> _WHAT NEEDS TO BE DONE_: Scan the listing below. Report each line that includes "units".

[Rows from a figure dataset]
/---
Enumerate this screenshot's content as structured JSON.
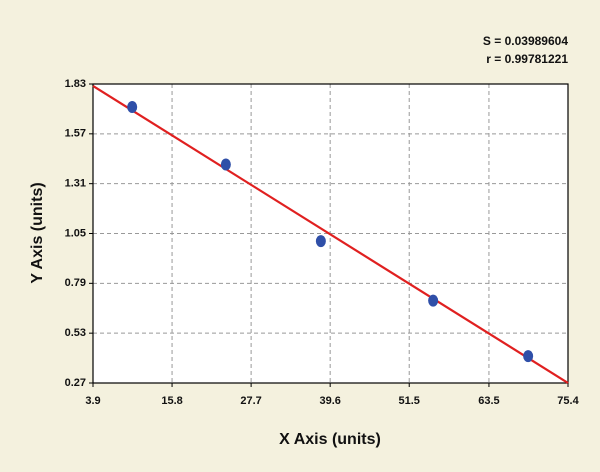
{
  "chart_data": {
    "type": "scatter",
    "x_label": "X Axis (units)",
    "y_label": "Y Axis (units)",
    "annotations": [
      "S = 0.03989604",
      "r = 0.99781221"
    ],
    "xlim": [
      3.9,
      75.4
    ],
    "xticks": [
      3.9,
      15.8,
      27.7,
      39.6,
      51.5,
      63.5,
      75.4
    ],
    "ylim": [
      0.27,
      1.83
    ],
    "yticks": [
      0.27,
      0.53,
      0.79,
      1.05,
      1.31,
      1.57,
      1.83
    ],
    "grid": true,
    "series": [
      {
        "color": "#2f4fa8",
        "x": [
          9.8,
          23.9,
          38.2,
          55.1,
          69.4
        ],
        "values": [
          1.71,
          1.41,
          1.01,
          0.7,
          0.41
        ]
      }
    ],
    "fit": {
      "color": "#e02020",
      "x": [
        3.9,
        75.4
      ],
      "values": [
        1.82,
        0.27
      ]
    }
  }
}
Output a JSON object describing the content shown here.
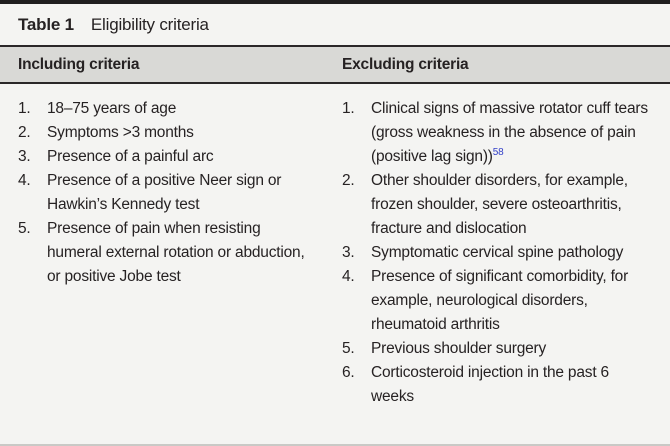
\---
> _EXERCISE ANSWER_:
    "x_label": "X Axis (units)",
    "y_label": "Y Axis (units)",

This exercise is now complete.